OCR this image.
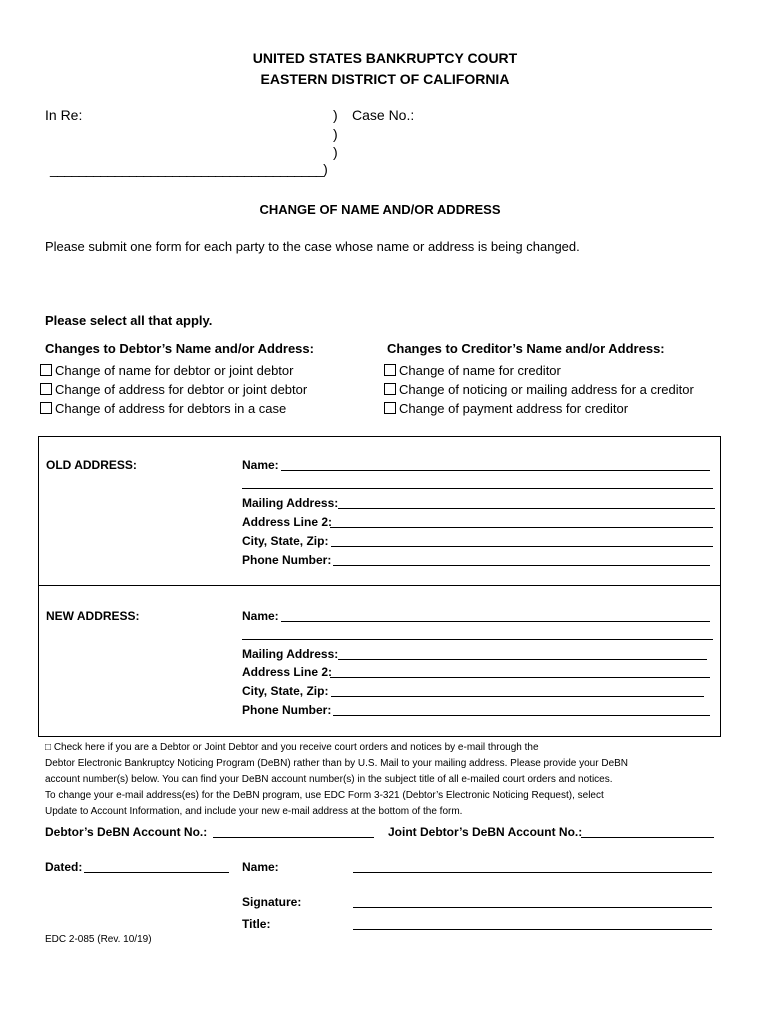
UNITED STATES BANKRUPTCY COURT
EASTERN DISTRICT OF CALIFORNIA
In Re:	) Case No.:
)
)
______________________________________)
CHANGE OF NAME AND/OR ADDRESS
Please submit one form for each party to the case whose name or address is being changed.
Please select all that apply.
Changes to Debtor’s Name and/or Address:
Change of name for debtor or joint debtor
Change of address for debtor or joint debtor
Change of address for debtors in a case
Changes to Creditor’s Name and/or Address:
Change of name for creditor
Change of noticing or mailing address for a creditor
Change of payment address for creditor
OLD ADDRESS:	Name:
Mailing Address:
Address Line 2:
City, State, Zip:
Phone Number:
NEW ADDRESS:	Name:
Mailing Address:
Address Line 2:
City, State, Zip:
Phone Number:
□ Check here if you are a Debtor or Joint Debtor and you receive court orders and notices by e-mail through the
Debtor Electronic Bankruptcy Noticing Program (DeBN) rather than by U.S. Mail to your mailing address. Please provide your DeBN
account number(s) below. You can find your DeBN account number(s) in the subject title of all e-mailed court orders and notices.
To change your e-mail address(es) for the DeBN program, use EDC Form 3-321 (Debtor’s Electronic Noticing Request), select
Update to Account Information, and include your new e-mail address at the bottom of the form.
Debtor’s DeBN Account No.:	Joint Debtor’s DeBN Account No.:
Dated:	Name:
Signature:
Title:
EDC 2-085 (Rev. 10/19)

====

§ **Set problem**:
Leave out the pictures and reproduce the rest of the listing exactly.

§ **Completed exercise**:
OCR this image.
UNITED STATES BANKRUPTCY COURT
EASTERN DISTRICT OF CALIFORNIA
In Re:	) Case No.:
)
)
______________________________________)
CHANGE OF NAME AND/OR ADDRESS
Please submit one form for each party to the case whose name or address is being changed.
Please select all that apply.
Changes to Debtor’s Name and/or Address:
Change of name for debtor or joint debtor
Change of address for debtor or joint debtor
Change of address for debtors in a case
Changes to Creditor’s Name and/or Address:
Change of name for creditor
Change of noticing or mailing address for a creditor
Change of payment address for creditor
OLD ADDRESS:	Name:
Mailing Address:
Address Line 2:
City, State, Zip:
Phone Number:
NEW ADDRESS:	Name:
Mailing Address:
Address Line 2:
City, State, Zip:
Phone Number:
□ Check here if you are a Debtor or Joint Debtor and you receive court orders and notices by e-mail through the
Debtor Electronic Bankruptcy Noticing Program (DeBN) rather than by U.S. Mail to your mailing address. Please provide your DeBN
account number(s) below. You can find your DeBN account number(s) in the subject title of all e-mailed court orders and notices.
To change your e-mail address(es) for the DeBN program, use EDC Form 3-321 (Debtor’s Electronic Noticing Request), select
Update to Account Information, and include your new e-mail address at the bottom of the form.
Debtor’s DeBN Account No.:	Joint Debtor’s DeBN Account No.:
Dated:	Name:
Signature:
Title:
EDC 2-085 (Rev. 10/19)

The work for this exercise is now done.